RECORDED INFORMATION:

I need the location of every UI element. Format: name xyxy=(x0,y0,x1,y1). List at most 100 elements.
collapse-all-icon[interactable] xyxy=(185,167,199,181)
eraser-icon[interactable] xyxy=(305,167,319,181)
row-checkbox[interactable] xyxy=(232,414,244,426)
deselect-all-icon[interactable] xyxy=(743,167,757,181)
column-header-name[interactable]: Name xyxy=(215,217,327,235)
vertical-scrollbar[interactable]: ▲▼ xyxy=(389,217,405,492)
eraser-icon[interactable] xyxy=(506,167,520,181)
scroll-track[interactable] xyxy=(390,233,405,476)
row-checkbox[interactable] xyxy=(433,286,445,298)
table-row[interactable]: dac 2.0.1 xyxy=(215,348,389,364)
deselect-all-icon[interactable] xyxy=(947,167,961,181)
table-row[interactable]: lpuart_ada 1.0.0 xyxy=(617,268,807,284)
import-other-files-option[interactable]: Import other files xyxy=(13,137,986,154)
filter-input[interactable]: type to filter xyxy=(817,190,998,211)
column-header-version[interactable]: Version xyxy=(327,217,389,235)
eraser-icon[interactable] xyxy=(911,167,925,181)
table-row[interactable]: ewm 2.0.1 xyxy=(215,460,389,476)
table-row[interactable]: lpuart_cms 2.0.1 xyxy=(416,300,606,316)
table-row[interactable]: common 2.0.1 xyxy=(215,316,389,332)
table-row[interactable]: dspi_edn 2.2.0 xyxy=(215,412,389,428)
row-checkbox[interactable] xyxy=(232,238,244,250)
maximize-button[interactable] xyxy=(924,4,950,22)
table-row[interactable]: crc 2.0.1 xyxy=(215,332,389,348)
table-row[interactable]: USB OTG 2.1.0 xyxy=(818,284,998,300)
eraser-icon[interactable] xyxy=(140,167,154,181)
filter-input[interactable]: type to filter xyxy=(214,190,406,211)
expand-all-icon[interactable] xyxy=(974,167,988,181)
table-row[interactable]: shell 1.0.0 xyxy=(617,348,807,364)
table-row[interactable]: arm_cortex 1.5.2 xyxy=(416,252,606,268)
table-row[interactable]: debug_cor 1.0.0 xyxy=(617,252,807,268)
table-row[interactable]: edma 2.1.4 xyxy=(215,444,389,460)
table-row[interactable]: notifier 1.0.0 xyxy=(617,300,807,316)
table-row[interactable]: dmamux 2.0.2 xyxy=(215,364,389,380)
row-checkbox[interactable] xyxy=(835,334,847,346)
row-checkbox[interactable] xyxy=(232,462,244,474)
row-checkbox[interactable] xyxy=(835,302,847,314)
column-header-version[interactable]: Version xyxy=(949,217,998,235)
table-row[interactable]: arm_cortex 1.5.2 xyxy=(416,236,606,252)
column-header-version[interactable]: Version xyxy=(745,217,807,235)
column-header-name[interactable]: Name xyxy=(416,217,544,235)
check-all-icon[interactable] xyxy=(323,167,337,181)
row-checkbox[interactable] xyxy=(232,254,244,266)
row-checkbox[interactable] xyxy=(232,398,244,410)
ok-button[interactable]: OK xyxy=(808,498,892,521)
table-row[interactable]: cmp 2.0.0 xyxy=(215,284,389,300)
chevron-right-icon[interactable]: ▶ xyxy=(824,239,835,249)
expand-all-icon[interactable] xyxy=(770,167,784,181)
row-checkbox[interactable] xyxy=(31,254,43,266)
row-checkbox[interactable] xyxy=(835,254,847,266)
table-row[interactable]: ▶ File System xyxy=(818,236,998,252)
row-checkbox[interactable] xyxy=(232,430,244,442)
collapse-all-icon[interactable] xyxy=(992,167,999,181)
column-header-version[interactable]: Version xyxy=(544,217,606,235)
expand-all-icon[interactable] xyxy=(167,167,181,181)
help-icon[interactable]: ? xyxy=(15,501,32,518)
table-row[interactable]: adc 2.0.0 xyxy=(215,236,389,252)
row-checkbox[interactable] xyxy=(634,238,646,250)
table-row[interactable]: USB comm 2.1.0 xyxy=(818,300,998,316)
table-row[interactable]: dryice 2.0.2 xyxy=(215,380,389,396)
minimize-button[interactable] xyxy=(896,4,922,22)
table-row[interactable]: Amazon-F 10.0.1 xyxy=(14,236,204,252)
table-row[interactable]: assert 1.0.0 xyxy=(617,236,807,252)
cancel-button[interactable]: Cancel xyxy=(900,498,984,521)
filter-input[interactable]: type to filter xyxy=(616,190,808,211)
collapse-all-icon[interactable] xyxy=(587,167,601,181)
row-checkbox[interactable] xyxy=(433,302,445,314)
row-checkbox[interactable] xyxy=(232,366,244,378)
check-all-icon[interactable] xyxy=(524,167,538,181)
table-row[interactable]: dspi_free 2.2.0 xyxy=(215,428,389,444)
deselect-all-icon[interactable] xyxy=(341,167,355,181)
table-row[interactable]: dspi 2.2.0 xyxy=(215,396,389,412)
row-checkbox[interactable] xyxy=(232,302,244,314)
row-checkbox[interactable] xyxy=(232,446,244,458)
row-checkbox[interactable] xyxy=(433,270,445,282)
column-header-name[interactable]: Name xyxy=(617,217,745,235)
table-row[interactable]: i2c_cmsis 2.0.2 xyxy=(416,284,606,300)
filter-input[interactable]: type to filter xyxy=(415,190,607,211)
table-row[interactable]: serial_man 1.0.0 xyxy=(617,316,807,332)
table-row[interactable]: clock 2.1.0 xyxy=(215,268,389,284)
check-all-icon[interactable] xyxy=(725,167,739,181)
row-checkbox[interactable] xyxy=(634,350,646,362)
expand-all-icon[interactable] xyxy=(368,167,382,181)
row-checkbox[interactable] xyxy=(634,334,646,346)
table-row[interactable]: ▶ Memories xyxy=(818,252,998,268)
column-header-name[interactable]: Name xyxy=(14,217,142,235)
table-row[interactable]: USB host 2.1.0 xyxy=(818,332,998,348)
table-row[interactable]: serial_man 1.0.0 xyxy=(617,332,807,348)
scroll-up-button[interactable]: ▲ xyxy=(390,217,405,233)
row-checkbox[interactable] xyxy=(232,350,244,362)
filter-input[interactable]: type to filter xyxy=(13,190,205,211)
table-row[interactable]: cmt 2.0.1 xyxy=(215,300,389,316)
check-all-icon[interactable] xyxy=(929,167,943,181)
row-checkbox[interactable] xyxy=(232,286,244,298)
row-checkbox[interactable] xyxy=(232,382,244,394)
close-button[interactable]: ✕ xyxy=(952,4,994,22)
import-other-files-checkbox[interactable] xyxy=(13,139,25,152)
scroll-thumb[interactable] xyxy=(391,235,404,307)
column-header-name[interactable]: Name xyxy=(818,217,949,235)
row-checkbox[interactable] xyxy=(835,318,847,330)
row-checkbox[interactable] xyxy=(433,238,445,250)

EXERCISE AIM:
Reproduce the records above, replacing every occurrence of "eraser-icon" with "clear-icon" and leaving everything else unchanged.

EXERCISE ANSWER:
I need the location of every UI element. Format: name xyxy=(x0,y0,x1,y1). List at most 100 elements.
collapse-all-icon[interactable] xyxy=(185,167,199,181)
clear-icon[interactable] xyxy=(305,167,319,181)
row-checkbox[interactable] xyxy=(232,414,244,426)
deselect-all-icon[interactable] xyxy=(743,167,757,181)
column-header-name[interactable]: Name xyxy=(215,217,327,235)
vertical-scrollbar[interactable]: ▲▼ xyxy=(389,217,405,492)
clear-icon[interactable] xyxy=(506,167,520,181)
scroll-track[interactable] xyxy=(390,233,405,476)
row-checkbox[interactable] xyxy=(433,286,445,298)
table-row[interactable]: dac 2.0.1 xyxy=(215,348,389,364)
deselect-all-icon[interactable] xyxy=(947,167,961,181)
table-row[interactable]: lpuart_ada 1.0.0 xyxy=(617,268,807,284)
import-other-files-option[interactable]: Import other files xyxy=(13,137,986,154)
filter-input[interactable]: type to filter xyxy=(817,190,998,211)
column-header-version[interactable]: Version xyxy=(327,217,389,235)
clear-icon[interactable] xyxy=(911,167,925,181)
table-row[interactable]: ewm 2.0.1 xyxy=(215,460,389,476)
table-row[interactable]: lpuart_cms 2.0.1 xyxy=(416,300,606,316)
table-row[interactable]: common 2.0.1 xyxy=(215,316,389,332)
table-row[interactable]: dspi_edn 2.2.0 xyxy=(215,412,389,428)
row-checkbox[interactable] xyxy=(232,238,244,250)
maximize-button[interactable] xyxy=(924,4,950,22)
table-row[interactable]: crc 2.0.1 xyxy=(215,332,389,348)
table-row[interactable]: USB OTG 2.1.0 xyxy=(818,284,998,300)
clear-icon[interactable] xyxy=(140,167,154,181)
filter-input[interactable]: type to filter xyxy=(214,190,406,211)
expand-all-icon[interactable] xyxy=(974,167,988,181)
table-row[interactable]: shell 1.0.0 xyxy=(617,348,807,364)
table-row[interactable]: arm_cortex 1.5.2 xyxy=(416,252,606,268)
table-row[interactable]: debug_cor 1.0.0 xyxy=(617,252,807,268)
table-row[interactable]: edma 2.1.4 xyxy=(215,444,389,460)
table-row[interactable]: notifier 1.0.0 xyxy=(617,300,807,316)
table-row[interactable]: dmamux 2.0.2 xyxy=(215,364,389,380)
row-checkbox[interactable] xyxy=(835,334,847,346)
row-checkbox[interactable] xyxy=(232,462,244,474)
row-checkbox[interactable] xyxy=(835,302,847,314)
column-header-version[interactable]: Version xyxy=(949,217,998,235)
table-row[interactable]: arm_cortex 1.5.2 xyxy=(416,236,606,252)
column-header-version[interactable]: Version xyxy=(745,217,807,235)
column-header-name[interactable]: Name xyxy=(416,217,544,235)
check-all-icon[interactable] xyxy=(323,167,337,181)
row-checkbox[interactable] xyxy=(232,254,244,266)
row-checkbox[interactable] xyxy=(232,398,244,410)
ok-button[interactable]: OK xyxy=(808,498,892,521)
table-row[interactable]: cmp 2.0.0 xyxy=(215,284,389,300)
chevron-right-icon[interactable]: ▶ xyxy=(824,239,835,249)
expand-all-icon[interactable] xyxy=(770,167,784,181)
row-checkbox[interactable] xyxy=(31,254,43,266)
row-checkbox[interactable] xyxy=(835,254,847,266)
table-row[interactable]: ▶ File System xyxy=(818,236,998,252)
row-checkbox[interactable] xyxy=(232,430,244,442)
collapse-all-icon[interactable] xyxy=(992,167,999,181)
column-header-version[interactable]: Version xyxy=(544,217,606,235)
expand-all-icon[interactable] xyxy=(167,167,181,181)
help-icon[interactable]: ? xyxy=(15,501,32,518)
table-row[interactable]: adc 2.0.0 xyxy=(215,236,389,252)
row-checkbox[interactable] xyxy=(634,238,646,250)
table-row[interactable]: USB comm 2.1.0 xyxy=(818,300,998,316)
table-row[interactable]: dryice 2.0.2 xyxy=(215,380,389,396)
minimize-button[interactable] xyxy=(896,4,922,22)
table-row[interactable]: Amazon-F 10.0.1 xyxy=(14,236,204,252)
table-row[interactable]: assert 1.0.0 xyxy=(617,236,807,252)
cancel-button[interactable]: Cancel xyxy=(900,498,984,521)
filter-input[interactable]: type to filter xyxy=(616,190,808,211)
collapse-all-icon[interactable] xyxy=(587,167,601,181)
row-checkbox[interactable] xyxy=(433,302,445,314)
row-checkbox[interactable] xyxy=(232,366,244,378)
check-all-icon[interactable] xyxy=(524,167,538,181)
table-row[interactable]: dspi_free 2.2.0 xyxy=(215,428,389,444)
deselect-all-icon[interactable] xyxy=(341,167,355,181)
table-row[interactable]: dspi 2.2.0 xyxy=(215,396,389,412)
row-checkbox[interactable] xyxy=(232,302,244,314)
row-checkbox[interactable] xyxy=(232,446,244,458)
row-checkbox[interactable] xyxy=(433,270,445,282)
column-header-name[interactable]: Name xyxy=(617,217,745,235)
table-row[interactable]: i2c_cmsis 2.0.2 xyxy=(416,284,606,300)
filter-input[interactable]: type to filter xyxy=(415,190,607,211)
table-row[interactable]: serial_man 1.0.0 xyxy=(617,316,807,332)
table-row[interactable]: clock 2.1.0 xyxy=(215,268,389,284)
check-all-icon[interactable] xyxy=(725,167,739,181)
row-checkbox[interactable] xyxy=(634,350,646,362)
expand-all-icon[interactable] xyxy=(368,167,382,181)
row-checkbox[interactable] xyxy=(634,334,646,346)
table-row[interactable]: ▶ Memories xyxy=(818,252,998,268)
column-header-name[interactable]: Name xyxy=(14,217,142,235)
table-row[interactable]: USB host 2.1.0 xyxy=(818,332,998,348)
table-row[interactable]: serial_man 1.0.0 xyxy=(617,332,807,348)
scroll-up-button[interactable]: ▲ xyxy=(390,217,405,233)
row-checkbox[interactable] xyxy=(232,350,244,362)
filter-input[interactable]: type to filter xyxy=(13,190,205,211)
table-row[interactable]: cmt 2.0.1 xyxy=(215,300,389,316)
check-all-icon[interactable] xyxy=(929,167,943,181)
row-checkbox[interactable] xyxy=(232,286,244,298)
row-checkbox[interactable] xyxy=(232,382,244,394)
close-button[interactable]: ✕ xyxy=(952,4,994,22)
import-other-files-checkbox[interactable] xyxy=(13,139,25,152)
scroll-thumb[interactable] xyxy=(391,235,404,307)
column-header-name[interactable]: Name xyxy=(818,217,949,235)
row-checkbox[interactable] xyxy=(835,318,847,330)
row-checkbox[interactable] xyxy=(433,238,445,250)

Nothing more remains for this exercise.